[Data to use start]

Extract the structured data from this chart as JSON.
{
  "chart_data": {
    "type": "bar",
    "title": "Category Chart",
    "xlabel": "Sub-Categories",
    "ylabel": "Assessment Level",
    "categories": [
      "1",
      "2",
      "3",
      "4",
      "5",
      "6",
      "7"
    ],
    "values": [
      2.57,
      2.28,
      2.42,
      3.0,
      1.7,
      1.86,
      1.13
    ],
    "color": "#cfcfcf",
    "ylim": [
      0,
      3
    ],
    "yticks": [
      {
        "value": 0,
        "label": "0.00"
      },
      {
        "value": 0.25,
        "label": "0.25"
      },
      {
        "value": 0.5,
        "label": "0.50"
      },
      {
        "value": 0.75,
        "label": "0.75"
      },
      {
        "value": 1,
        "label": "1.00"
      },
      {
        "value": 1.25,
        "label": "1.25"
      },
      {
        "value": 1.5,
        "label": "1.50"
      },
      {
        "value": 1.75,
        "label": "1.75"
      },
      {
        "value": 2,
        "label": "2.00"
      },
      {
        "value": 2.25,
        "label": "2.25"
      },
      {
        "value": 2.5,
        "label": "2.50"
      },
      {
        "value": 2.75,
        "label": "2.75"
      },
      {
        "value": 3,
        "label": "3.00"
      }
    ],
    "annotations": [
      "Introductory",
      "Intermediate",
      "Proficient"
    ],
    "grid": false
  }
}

[Data to use end]

Set exercise: The lines above should be duplicated exactly.

Reply to the exercise:
Extract the structured data from this chart as JSON.
{
  "chart_data": {
    "type": "bar",
    "title": "Category Chart",
    "xlabel": "Sub-Categories",
    "ylabel": "Assessment Level",
    "categories": [
      "1",
      "2",
      "3",
      "4",
      "5",
      "6",
      "7"
    ],
    "values": [
      2.57,
      2.28,
      2.42,
      3.0,
      1.7,
      1.86,
      1.13
    ],
    "color": "#cfcfcf",
    "ylim": [
      0,
      3
    ],
    "yticks": [
      {
        "value": 0,
        "label": "0.00"
      },
      {
        "value": 0.25,
        "label": "0.25"
      },
      {
        "value": 0.5,
        "label": "0.50"
      },
      {
        "value": 0.75,
        "label": "0.75"
      },
      {
        "value": 1,
        "label": "1.00"
      },
      {
        "value": 1.25,
        "label": "1.25"
      },
      {
        "value": 1.5,
        "label": "1.50"
      },
      {
        "value": 1.75,
        "label": "1.75"
      },
      {
        "value": 2,
        "label": "2.00"
      },
      {
        "value": 2.25,
        "label": "2.25"
      },
      {
        "value": 2.5,
        "label": "2.50"
      },
      {
        "value": 2.75,
        "label": "2.75"
      },
      {
        "value": 3,
        "label": "3.00"
      }
    ],
    "annotations": [
      "Introductory",
      "Intermediate",
      "Proficient"
    ],
    "grid": false
  }
}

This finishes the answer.